== Texte fourni

Un triste record de stérilité lors du barrage entre Saint-Étienne et Nice

Une confrontation sans relief à Geoffroy-Guichard

Le choc tant attendu entre Saint-Étienne et Nice dans le cadre du barrage aller pour l’élite a accouché d’une rencontre particulièrement terne. Malgré une intensité apparente dans les duels, les deux formations se sont neutralisées sur un score nul et vierge (0-0) qui restera dans les annales pour sa pauvreté technique offensive.

Le constat statistique est sans appel : durant l’intégralité de la partie, pas un seul tir n’a été cadré par les vingt-deux acteurs. Les chiffres soulignent une absence quasi totale de danger, avec un total cumulé de seulement 0,41 xG (0,11 pour les Verts contre 0,3 pour les Aiglons). Il s’agit de la valeur la plus basse enregistrée pour une rencontre professionnelle en France sur les quatre dernières saisons, incluant la Ligue 1, la Ligue 2 et les phases de play-offs.

Une inefficacité offensive historiquement basse

Pour trouver des matchs s’approchant d’un tel néant devant le but cette année, il fallait remonter aux duels entre Grenoble et Bastia (0,55 xG) ou Toulouse et Strasbourg (0,56 xG). Même la confrontation entre Metz et Brest en décembre dernier n’avait pas atteint un tel niveau de minimalisme offensif.

====
== Informations

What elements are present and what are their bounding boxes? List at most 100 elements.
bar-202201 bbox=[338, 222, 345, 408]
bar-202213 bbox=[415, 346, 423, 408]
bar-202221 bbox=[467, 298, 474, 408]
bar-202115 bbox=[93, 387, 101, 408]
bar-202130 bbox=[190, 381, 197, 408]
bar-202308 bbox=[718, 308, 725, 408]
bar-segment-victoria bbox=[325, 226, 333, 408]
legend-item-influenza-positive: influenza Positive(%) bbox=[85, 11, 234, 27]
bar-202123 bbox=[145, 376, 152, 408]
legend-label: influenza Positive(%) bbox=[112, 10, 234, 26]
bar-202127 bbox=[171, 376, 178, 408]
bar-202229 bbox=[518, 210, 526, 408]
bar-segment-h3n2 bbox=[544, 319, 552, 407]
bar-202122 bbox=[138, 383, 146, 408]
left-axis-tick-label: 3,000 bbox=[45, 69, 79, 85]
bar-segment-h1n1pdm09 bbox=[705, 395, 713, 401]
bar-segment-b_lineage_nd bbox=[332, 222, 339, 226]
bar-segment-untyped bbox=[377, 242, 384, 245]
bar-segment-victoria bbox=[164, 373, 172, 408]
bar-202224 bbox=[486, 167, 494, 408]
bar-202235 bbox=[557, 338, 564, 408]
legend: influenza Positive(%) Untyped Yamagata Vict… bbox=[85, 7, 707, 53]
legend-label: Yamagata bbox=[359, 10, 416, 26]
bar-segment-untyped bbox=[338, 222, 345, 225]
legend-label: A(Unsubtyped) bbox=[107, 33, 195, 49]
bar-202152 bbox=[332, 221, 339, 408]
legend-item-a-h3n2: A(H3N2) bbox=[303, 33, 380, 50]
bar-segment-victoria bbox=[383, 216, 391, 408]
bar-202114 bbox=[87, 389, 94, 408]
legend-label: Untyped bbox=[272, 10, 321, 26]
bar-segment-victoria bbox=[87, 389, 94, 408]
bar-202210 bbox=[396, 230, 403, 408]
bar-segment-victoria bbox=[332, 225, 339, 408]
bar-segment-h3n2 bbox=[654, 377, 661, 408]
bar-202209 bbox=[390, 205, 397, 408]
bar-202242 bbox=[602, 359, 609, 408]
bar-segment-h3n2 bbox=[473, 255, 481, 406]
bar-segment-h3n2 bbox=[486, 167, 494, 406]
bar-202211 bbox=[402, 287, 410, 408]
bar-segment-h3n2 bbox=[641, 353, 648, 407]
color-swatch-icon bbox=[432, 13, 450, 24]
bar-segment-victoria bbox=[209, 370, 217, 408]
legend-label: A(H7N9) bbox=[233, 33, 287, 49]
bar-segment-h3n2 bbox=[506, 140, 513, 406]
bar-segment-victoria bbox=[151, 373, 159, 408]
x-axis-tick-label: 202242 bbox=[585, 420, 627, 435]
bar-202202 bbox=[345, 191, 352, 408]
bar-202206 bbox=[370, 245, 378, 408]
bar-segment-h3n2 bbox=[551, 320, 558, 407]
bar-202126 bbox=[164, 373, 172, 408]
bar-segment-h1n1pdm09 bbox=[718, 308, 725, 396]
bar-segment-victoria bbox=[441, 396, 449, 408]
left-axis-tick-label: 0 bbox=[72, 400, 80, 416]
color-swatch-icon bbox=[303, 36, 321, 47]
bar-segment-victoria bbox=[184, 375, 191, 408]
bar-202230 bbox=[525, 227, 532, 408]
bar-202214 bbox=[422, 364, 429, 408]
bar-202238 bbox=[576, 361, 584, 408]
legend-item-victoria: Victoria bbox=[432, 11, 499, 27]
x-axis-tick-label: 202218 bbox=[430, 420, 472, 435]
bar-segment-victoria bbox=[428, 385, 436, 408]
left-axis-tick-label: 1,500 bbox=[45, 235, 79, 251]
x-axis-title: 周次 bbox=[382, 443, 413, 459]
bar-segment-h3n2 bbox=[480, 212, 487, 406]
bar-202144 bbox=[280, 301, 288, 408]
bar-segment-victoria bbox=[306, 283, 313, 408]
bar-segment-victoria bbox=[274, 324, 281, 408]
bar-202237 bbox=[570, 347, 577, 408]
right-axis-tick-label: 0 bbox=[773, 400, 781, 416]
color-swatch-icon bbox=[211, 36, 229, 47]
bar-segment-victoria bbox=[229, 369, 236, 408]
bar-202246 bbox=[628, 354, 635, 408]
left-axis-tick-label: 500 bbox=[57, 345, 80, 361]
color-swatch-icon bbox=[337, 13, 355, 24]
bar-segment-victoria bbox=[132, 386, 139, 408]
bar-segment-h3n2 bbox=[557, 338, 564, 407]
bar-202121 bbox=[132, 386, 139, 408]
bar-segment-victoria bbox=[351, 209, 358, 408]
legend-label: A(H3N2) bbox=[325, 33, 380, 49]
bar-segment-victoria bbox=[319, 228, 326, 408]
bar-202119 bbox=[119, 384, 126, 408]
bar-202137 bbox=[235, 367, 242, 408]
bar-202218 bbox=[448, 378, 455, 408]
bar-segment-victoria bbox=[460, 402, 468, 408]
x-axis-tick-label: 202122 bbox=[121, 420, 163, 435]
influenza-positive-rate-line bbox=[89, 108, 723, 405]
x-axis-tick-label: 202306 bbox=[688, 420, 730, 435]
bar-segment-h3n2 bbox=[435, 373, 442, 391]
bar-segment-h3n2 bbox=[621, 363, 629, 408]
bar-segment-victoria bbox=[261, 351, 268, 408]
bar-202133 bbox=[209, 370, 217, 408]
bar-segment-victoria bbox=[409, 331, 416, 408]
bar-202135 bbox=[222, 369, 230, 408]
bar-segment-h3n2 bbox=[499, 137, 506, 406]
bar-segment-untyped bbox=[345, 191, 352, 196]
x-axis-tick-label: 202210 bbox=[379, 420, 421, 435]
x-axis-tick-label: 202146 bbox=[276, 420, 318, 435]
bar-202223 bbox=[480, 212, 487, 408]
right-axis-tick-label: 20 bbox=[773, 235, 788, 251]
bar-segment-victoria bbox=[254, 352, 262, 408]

====

_Consignes_
**A)** Pouvez-vous résumer en deux phrases le texte sur le barrage entre Saint-Étienne et Nice ?
**B)** Dans le texte sur le barrage entre Saint-Étienne et Nice, pouvez-vous recopier tout le passage qui va de « Le constat statistique » jusqu'à « de minimalisme offensif. », en substituant « Niçois » à « Aiglons » ?

_Réponses ci-dessous_
**A)** Le barrage aller entre Saint-Étienne et Nice s'est soldé par un 0-0 terne, au cours duquel aucun tir n'a été cadré par les deux équipes. Avec seulement 0,41 xG cumulés, c'est la valeur la plus basse enregistrée pour une rencontre professionnelle en France sur les quatre dernières saisons.

**B)**
Le constat statistique est sans appel : durant l’intégralité de la partie, pas un seul tir n’a été cadré par les vingt-deux acteurs. Les chiffres soulignent une absence quasi totale de danger, avec un total cumulé de seulement 0,41 xG (0,11 pour les Verts contre 0,3 pour les Niçois). Il s’agit de la valeur la plus basse enregistrée pour une rencontre professionnelle en France sur les quatre dernières saisons, incluant la Ligue 1, la Ligue 2 et les phases de play-offs.

Une inefficacité offensive historiquement basse

Pour trouver des matchs s’approchant d’un tel néant devant le but cette année, il fallait remonter aux duels entre Grenoble et Bastia (0,55 xG) ou Toulouse et Strasbourg (0,56 xG). Même la confrontation entre Metz et Brest en décembre dernier n’avait pas atteint un tel niveau de minimalisme offensif.